* What to work on
Restate the full set of records exactly, word for word.

[Entries from a dataset]
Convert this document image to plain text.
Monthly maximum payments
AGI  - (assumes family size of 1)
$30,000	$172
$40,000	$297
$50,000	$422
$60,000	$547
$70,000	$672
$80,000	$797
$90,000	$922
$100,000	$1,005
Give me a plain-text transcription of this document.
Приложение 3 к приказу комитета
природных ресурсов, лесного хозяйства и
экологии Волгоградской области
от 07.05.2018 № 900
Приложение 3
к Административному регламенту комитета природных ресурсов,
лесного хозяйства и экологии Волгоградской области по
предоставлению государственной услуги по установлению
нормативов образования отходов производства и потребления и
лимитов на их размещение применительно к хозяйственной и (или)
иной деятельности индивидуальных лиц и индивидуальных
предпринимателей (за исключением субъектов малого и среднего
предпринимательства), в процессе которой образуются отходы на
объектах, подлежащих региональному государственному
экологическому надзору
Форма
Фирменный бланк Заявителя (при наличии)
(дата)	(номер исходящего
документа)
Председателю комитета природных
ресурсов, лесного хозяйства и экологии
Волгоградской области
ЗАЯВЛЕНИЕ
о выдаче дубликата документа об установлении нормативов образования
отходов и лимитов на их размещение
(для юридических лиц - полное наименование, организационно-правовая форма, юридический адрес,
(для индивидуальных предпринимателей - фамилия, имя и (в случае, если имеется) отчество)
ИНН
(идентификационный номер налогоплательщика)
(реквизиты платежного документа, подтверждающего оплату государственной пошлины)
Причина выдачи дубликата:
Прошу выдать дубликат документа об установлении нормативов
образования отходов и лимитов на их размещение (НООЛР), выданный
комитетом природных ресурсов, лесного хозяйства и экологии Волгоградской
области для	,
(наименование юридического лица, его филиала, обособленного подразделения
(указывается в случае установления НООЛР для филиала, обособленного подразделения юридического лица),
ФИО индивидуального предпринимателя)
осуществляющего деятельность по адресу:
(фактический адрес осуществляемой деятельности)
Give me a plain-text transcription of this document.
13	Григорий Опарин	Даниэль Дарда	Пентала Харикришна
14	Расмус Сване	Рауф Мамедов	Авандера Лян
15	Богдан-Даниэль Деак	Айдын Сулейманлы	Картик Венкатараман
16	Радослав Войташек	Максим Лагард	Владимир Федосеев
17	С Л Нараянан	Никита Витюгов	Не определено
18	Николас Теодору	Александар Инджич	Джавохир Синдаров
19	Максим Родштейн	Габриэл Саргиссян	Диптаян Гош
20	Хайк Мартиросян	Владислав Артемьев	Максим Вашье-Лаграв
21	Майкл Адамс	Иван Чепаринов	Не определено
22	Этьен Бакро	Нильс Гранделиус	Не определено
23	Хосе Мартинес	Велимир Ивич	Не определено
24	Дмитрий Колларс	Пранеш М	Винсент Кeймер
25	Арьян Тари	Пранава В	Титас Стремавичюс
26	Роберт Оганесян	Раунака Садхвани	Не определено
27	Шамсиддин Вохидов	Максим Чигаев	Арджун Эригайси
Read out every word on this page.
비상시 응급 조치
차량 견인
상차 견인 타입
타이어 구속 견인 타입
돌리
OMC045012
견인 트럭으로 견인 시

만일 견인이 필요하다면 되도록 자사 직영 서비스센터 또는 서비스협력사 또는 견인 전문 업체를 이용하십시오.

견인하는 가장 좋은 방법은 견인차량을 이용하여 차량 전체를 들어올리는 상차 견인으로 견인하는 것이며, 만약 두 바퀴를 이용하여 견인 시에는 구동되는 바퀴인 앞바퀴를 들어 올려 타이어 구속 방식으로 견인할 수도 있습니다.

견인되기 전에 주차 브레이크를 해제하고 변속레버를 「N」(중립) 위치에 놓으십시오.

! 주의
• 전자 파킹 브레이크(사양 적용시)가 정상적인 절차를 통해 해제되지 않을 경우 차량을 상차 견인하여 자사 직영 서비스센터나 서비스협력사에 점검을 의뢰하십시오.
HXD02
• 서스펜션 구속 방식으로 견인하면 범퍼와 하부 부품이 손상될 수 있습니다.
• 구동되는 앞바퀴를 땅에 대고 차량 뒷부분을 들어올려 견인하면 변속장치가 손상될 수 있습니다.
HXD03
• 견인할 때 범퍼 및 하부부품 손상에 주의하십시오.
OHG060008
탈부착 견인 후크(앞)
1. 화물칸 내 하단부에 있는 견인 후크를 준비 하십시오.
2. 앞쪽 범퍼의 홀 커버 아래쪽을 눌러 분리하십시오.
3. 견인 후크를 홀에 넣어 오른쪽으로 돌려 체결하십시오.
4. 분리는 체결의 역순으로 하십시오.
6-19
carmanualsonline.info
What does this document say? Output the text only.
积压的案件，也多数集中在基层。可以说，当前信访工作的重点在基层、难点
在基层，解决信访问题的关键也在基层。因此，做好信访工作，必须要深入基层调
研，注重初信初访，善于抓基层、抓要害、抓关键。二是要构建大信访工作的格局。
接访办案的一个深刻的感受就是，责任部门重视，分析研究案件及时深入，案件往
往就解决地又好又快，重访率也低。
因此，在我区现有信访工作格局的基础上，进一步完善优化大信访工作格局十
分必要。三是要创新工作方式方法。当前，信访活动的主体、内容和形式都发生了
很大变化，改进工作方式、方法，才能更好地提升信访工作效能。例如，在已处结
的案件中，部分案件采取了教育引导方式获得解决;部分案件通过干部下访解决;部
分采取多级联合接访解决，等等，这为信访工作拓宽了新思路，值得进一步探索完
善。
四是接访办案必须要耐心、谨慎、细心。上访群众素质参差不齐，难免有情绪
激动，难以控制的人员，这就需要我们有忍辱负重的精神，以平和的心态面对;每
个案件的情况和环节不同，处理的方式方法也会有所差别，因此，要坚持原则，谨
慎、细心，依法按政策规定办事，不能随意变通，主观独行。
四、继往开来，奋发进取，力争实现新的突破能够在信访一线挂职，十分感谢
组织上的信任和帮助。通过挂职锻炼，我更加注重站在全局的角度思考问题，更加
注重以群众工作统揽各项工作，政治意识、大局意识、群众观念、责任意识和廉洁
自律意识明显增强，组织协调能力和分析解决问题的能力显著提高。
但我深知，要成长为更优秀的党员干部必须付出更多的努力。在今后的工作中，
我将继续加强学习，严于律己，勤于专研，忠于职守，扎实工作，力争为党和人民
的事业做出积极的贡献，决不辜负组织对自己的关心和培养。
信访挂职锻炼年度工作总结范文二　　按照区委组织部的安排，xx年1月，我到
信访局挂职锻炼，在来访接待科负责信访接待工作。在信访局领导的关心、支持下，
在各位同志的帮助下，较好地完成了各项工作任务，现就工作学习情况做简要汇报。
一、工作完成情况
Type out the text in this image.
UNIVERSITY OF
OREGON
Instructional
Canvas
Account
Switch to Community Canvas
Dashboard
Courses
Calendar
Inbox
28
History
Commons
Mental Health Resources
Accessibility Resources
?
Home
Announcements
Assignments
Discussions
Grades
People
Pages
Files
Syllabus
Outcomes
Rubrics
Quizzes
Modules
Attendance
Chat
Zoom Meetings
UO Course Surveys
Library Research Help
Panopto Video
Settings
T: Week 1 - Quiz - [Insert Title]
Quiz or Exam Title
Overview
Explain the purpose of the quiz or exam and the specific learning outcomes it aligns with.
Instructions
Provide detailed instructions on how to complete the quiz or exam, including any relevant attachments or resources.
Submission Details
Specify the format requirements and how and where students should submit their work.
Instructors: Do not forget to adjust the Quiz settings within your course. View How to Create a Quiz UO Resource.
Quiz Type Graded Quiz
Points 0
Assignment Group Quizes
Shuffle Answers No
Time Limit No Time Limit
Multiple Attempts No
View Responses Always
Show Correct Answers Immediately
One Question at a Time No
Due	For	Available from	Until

* Answer for this exercise
Convert this document image to plain text.
Monthly maximum payments
AGI  - (assumes family size of 1)
$30,000	$172
$40,000	$297
$50,000	$422
$60,000	$547
$70,000	$672
$80,000	$797
$90,000	$922
$100,000	$1,005
Give me a plain-text transcription of this document.
Приложение 3 к приказу комитета
природных ресурсов, лесного хозяйства и
экологии Волгоградской области
от 07.05.2018 № 900
Приложение 3
к Административному регламенту комитета природных ресурсов,
лесного хозяйства и экологии Волгоградской области по
предоставлению государственной услуги по установлению
нормативов образования отходов производства и потребления и
лимитов на их размещение применительно к хозяйственной и (или)
иной деятельности индивидуальных лиц и индивидуальных
предпринимателей (за исключением субъектов малого и среднего
предпринимательства), в процессе которой образуются отходы на
объектах, подлежащих региональному государственному
экологическому надзору
Форма
Фирменный бланк Заявителя (при наличии)
(дата)	(номер исходящего
документа)
Председателю комитета природных
ресурсов, лесного хозяйства и экологии
Волгоградской области
ЗАЯВЛЕНИЕ
о выдаче дубликата документа об установлении нормативов образования
отходов и лимитов на их размещение
(для юридических лиц - полное наименование, организационно-правовая форма, юридический адрес,
(для индивидуальных предпринимателей - фамилия, имя и (в случае, если имеется) отчество)
ИНН
(идентификационный номер налогоплательщика)
(реквизиты платежного документа, подтверждающего оплату государственной пошлины)
Причина выдачи дубликата:
Прошу выдать дубликат документа об установлении нормативов
образования отходов и лимитов на их размещение (НООЛР), выданный
комитетом природных ресурсов, лесного хозяйства и экологии Волгоградской
области для	,
(наименование юридического лица, его филиала, обособленного подразделения
(указывается в случае установления НООЛР для филиала, обособленного подразделения юридического лица),
ФИО индивидуального предпринимателя)
осуществляющего деятельность по адресу:
(фактический адрес осуществляемой деятельности)
Give me a plain-text transcription of this document.
13	Григорий Опарин	Даниэль Дарда	Пентала Харикришна
14	Расмус Сване	Рауф Мамедов	Авандера Лян
15	Богдан-Даниэль Деак	Айдын Сулейманлы	Картик Венкатараман
16	Радослав Войташек	Максим Лагард	Владимир Федосеев
17	С Л Нараянан	Никита Витюгов	Не определено
18	Николас Теодору	Александар Инджич	Джавохир Синдаров
19	Максим Родштейн	Габриэл Саргиссян	Диптаян Гош
20	Хайк Мартиросян	Владислав Артемьев	Максим Вашье-Лаграв
21	Майкл Адамс	Иван Чепаринов	Не определено
22	Этьен Бакро	Нильс Гранделиус	Не определено
23	Хосе Мартинес	Велимир Ивич	Не определено
24	Дмитрий Колларс	Пранеш М	Винсент Кeймер
25	Арьян Тари	Пранава В	Титас Стремавичюс
26	Роберт Оганесян	Раунака Садхвани	Не определено
27	Шамсиддин Вохидов	Максим Чигаев	Арджун Эригайси
Read out every word on this page.
비상시 응급 조치
차량 견인
상차 견인 타입
타이어 구속 견인 타입
돌리
OMC045012
견인 트럭으로 견인 시

만일 견인이 필요하다면 되도록 자사 직영 서비스센터 또는 서비스협력사 또는 견인 전문 업체를 이용하십시오.

견인하는 가장 좋은 방법은 견인차량을 이용하여 차량 전체를 들어올리는 상차 견인으로 견인하는 것이며, 만약 두 바퀴를 이용하여 견인 시에는 구동되는 바퀴인 앞바퀴를 들어 올려 타이어 구속 방식으로 견인할 수도 있습니다.

견인되기 전에 주차 브레이크를 해제하고 변속레버를 「N」(중립) 위치에 놓으십시오.

! 주의
• 전자 파킹 브레이크(사양 적용시)가 정상적인 절차를 통해 해제되지 않을 경우 차량을 상차 견인하여 자사 직영 서비스센터나 서비스협력사에 점검을 의뢰하십시오.
HXD02
• 서스펜션 구속 방식으로 견인하면 범퍼와 하부 부품이 손상될 수 있습니다.
• 구동되는 앞바퀴를 땅에 대고 차량 뒷부분을 들어올려 견인하면 변속장치가 손상될 수 있습니다.
HXD03
• 견인할 때 범퍼 및 하부부품 손상에 주의하십시오.
OHG060008
탈부착 견인 후크(앞)
1. 화물칸 내 하단부에 있는 견인 후크를 준비 하십시오.
2. 앞쪽 범퍼의 홀 커버 아래쪽을 눌러 분리하십시오.
3. 견인 후크를 홀에 넣어 오른쪽으로 돌려 체결하십시오.
4. 분리는 체결의 역순으로 하십시오.
6-19
carmanualsonline.info
What does this document say? Output the text only.
积压的案件，也多数集中在基层。可以说，当前信访工作的重点在基层、难点
在基层，解决信访问题的关键也在基层。因此，做好信访工作，必须要深入基层调
研，注重初信初访，善于抓基层、抓要害、抓关键。二是要构建大信访工作的格局。
接访办案的一个深刻的感受就是，责任部门重视，分析研究案件及时深入，案件往
往就解决地又好又快，重访率也低。
因此，在我区现有信访工作格局的基础上，进一步完善优化大信访工作格局十
分必要。三是要创新工作方式方法。当前，信访活动的主体、内容和形式都发生了
很大变化，改进工作方式、方法，才能更好地提升信访工作效能。例如，在已处结
的案件中，部分案件采取了教育引导方式获得解决;部分案件通过干部下访解决;部
分采取多级联合接访解决，等等，这为信访工作拓宽了新思路，值得进一步探索完
善。
四是接访办案必须要耐心、谨慎、细心。上访群众素质参差不齐，难免有情绪
激动，难以控制的人员，这就需要我们有忍辱负重的精神，以平和的心态面对;每
个案件的情况和环节不同，处理的方式方法也会有所差别，因此，要坚持原则，谨
慎、细心，依法按政策规定办事，不能随意变通，主观独行。
四、继往开来，奋发进取，力争实现新的突破能够在信访一线挂职，十分感谢
组织上的信任和帮助。通过挂职锻炼，我更加注重站在全局的角度思考问题，更加
注重以群众工作统揽各项工作，政治意识、大局意识、群众观念、责任意识和廉洁
自律意识明显增强，组织协调能力和分析解决问题的能力显著提高。
但我深知，要成长为更优秀的党员干部必须付出更多的努力。在今后的工作中，
我将继续加强学习，严于律己，勤于专研，忠于职守，扎实工作，力争为党和人民
的事业做出积极的贡献，决不辜负组织对自己的关心和培养。
信访挂职锻炼年度工作总结范文二　　按照区委组织部的安排，xx年1月，我到
信访局挂职锻炼，在来访接待科负责信访接待工作。在信访局领导的关心、支持下，
在各位同志的帮助下，较好地完成了各项工作任务，现就工作学习情况做简要汇报。
一、工作完成情况
Type out the text in this image.
UNIVERSITY OF
OREGON
Instructional
Canvas
Account
Switch to Community Canvas
Dashboard
Courses
Calendar
Inbox
28
History
Commons
Mental Health Resources
Accessibility Resources
?
Home
Announcements
Assignments
Discussions
Grades
People
Pages
Files
Syllabus
Outcomes
Rubrics
Quizzes
Modules
Attendance
Chat
Zoom Meetings
UO Course Surveys
Library Research Help
Panopto Video
Settings
T: Week 1 - Quiz - [Insert Title]
Quiz or Exam Title
Overview
Explain the purpose of the quiz or exam and the specific learning outcomes it aligns with.
Instructions
Provide detailed instructions on how to complete the quiz or exam, including any relevant attachments or resources.
Submission Details
Specify the format requirements and how and where students should submit their work.
Instructors: Do not forget to adjust the Quiz settings within your course. View How to Create a Quiz UO Resource.
Quiz Type Graded Quiz
Points 0
Assignment Group Quizes
Shuffle Answers No
Time Limit No Time Limit
Multiple Attempts No
View Responses Always
Show Correct Answers Immediately
One Question at a Time No
Due	For	Available from	Until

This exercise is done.